Look through the records that follow. Copy every line containing the word "index".

[Start PROVIDED DATA]

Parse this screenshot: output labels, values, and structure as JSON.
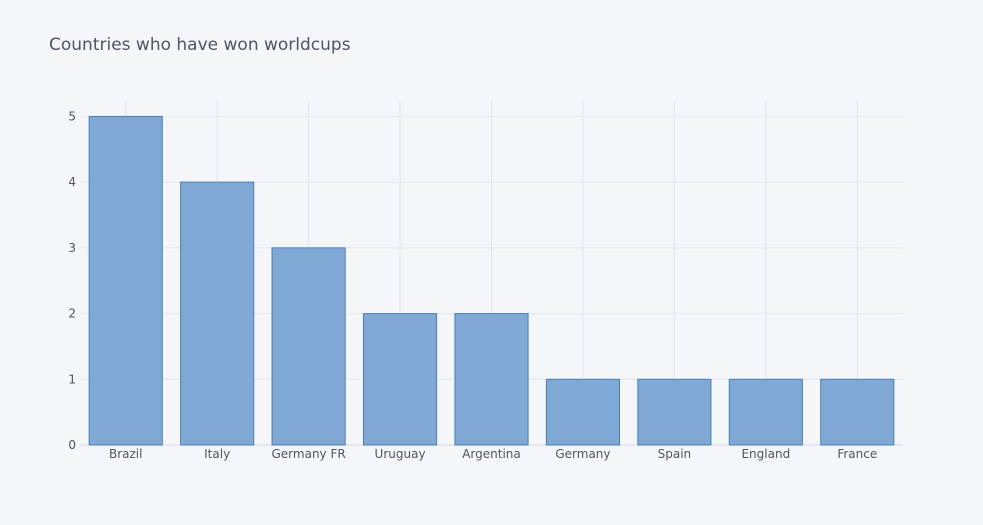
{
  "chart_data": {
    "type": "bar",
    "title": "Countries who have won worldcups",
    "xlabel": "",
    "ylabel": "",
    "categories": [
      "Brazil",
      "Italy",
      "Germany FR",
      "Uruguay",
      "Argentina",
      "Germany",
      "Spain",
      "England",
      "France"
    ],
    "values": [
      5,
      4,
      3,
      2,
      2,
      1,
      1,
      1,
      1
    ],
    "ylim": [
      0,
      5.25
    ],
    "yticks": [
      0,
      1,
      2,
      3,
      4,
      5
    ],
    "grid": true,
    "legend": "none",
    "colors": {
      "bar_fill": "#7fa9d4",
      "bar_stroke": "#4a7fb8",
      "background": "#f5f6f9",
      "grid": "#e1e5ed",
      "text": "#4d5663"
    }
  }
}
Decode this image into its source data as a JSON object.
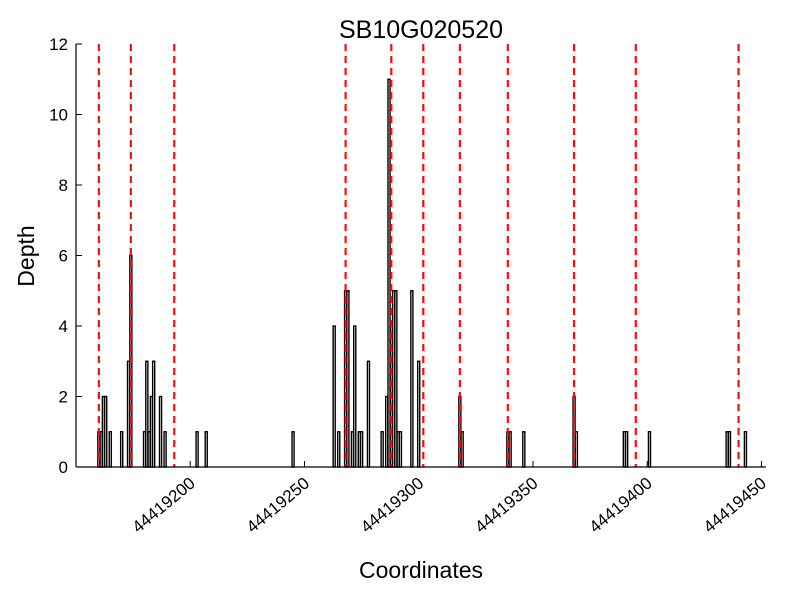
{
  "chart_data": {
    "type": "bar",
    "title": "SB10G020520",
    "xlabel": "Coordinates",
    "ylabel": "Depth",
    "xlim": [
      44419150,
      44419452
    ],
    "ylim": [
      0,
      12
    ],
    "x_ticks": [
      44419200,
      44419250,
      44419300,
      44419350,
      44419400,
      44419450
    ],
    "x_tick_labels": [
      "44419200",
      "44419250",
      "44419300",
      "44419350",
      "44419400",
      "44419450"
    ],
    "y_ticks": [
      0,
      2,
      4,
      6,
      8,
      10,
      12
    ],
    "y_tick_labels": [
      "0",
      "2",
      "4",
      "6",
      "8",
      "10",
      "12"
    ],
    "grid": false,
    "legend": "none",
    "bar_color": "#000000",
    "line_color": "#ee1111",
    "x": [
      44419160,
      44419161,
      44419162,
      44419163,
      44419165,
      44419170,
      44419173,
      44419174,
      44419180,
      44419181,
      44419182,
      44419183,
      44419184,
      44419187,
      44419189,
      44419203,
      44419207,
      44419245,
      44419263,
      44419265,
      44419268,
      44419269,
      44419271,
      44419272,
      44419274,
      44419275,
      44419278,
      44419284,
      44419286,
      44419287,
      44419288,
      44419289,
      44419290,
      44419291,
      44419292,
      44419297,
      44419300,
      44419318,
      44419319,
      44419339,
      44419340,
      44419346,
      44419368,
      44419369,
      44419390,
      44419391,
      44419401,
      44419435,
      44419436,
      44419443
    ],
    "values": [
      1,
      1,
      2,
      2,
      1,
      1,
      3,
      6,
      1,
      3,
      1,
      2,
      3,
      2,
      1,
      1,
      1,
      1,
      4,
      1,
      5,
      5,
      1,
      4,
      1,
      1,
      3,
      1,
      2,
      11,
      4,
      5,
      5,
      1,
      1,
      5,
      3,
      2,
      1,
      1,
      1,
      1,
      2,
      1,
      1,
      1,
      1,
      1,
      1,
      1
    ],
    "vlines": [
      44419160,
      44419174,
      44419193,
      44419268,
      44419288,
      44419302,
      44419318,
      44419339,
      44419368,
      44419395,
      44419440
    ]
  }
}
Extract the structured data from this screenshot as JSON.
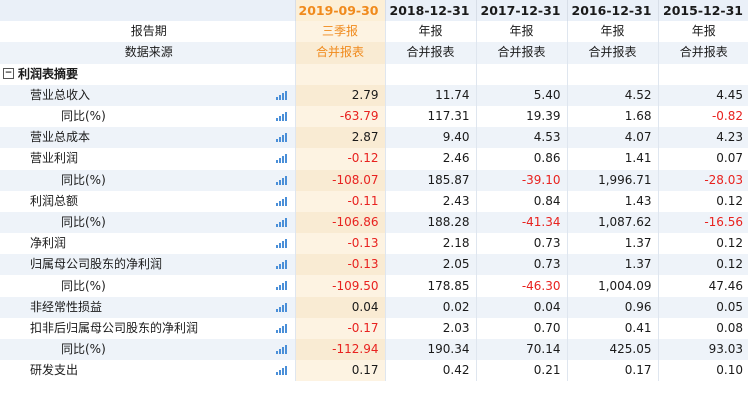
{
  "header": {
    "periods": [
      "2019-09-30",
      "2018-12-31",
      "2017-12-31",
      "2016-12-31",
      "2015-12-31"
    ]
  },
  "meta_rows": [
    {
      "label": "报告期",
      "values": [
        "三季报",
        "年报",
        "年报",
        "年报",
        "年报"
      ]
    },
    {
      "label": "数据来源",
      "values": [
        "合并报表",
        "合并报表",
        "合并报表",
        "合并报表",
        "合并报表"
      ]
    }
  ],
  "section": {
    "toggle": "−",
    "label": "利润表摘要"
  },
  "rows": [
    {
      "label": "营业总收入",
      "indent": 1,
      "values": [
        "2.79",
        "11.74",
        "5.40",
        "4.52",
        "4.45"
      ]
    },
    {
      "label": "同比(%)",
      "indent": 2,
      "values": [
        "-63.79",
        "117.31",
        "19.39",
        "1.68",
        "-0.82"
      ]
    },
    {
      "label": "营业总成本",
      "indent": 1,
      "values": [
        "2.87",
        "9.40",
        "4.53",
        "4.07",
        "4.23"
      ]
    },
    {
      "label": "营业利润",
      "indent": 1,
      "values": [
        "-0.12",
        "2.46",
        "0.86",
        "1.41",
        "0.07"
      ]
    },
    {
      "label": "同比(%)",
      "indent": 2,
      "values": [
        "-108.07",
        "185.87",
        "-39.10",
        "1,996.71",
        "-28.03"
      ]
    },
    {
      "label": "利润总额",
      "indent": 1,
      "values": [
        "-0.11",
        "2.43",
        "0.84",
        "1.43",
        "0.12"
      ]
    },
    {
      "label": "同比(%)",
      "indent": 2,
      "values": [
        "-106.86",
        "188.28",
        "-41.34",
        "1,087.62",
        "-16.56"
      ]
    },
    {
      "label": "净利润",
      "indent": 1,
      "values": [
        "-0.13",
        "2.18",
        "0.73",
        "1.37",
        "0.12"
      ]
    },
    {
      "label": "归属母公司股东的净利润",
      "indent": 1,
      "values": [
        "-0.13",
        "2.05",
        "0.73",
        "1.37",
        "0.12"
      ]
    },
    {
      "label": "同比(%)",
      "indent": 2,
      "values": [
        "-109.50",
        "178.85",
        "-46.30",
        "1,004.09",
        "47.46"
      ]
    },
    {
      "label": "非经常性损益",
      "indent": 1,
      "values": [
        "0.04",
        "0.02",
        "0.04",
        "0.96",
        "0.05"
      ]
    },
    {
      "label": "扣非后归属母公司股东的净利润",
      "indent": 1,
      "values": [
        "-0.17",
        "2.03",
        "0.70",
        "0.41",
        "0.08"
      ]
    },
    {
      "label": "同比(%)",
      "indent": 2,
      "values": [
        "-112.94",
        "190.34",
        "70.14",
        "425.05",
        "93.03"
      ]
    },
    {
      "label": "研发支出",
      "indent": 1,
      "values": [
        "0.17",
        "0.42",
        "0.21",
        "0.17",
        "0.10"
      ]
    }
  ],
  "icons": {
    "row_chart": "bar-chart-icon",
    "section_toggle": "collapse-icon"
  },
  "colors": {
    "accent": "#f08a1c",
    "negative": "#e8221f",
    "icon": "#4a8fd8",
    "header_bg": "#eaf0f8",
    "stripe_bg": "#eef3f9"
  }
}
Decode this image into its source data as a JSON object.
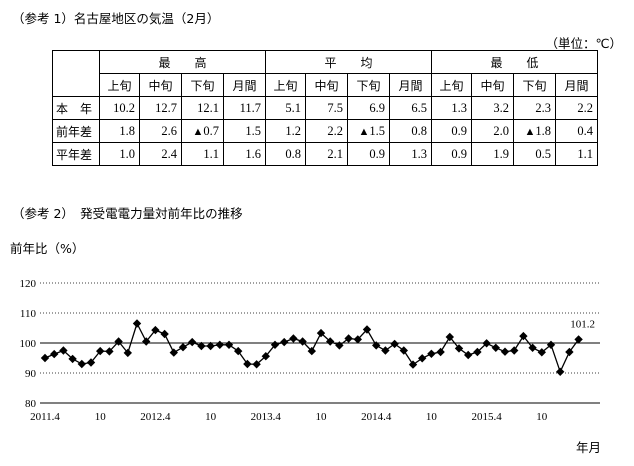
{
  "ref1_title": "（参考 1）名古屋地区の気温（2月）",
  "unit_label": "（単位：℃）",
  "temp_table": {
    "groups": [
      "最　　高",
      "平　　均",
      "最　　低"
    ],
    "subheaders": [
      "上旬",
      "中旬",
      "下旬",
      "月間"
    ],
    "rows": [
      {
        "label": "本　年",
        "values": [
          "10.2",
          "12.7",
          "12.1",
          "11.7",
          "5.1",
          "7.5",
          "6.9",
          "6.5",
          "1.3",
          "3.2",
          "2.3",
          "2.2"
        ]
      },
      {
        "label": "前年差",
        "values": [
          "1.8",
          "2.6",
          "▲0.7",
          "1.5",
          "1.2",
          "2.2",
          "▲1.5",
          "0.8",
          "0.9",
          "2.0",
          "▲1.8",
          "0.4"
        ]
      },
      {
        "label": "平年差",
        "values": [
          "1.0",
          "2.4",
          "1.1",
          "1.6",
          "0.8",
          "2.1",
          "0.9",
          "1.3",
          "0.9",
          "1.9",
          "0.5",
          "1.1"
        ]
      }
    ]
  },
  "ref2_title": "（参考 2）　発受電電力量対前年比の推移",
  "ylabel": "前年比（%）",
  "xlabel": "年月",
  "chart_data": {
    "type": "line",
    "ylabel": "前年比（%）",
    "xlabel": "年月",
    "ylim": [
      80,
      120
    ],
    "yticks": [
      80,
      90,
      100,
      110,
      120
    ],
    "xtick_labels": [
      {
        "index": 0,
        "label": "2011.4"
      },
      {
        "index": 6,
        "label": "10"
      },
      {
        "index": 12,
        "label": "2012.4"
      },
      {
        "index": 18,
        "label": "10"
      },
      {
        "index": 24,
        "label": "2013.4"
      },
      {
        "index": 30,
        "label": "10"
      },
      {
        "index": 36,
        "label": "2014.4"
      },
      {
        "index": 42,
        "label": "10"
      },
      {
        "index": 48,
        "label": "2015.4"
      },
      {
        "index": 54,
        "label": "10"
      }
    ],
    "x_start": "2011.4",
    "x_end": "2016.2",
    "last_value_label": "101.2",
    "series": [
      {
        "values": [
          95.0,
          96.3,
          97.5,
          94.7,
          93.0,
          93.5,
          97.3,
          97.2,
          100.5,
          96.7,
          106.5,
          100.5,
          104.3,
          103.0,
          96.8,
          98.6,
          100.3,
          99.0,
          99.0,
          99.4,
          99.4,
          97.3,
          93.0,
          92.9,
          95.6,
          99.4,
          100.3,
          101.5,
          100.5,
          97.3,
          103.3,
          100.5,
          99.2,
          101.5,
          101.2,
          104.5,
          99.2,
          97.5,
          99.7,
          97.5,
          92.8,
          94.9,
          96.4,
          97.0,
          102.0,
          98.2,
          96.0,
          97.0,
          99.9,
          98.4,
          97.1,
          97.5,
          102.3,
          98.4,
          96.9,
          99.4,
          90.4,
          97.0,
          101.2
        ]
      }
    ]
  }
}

[End PROVIDED DATA]

▸ **OUTPUT BELOW**:
        "index": 0,
        "index": 6,
        "index": 12,
        "index": 18,
        "index": 24,
        "index": 30,
        "index": 36,
        "index": 42,
        "index": 48,
        "index": 54,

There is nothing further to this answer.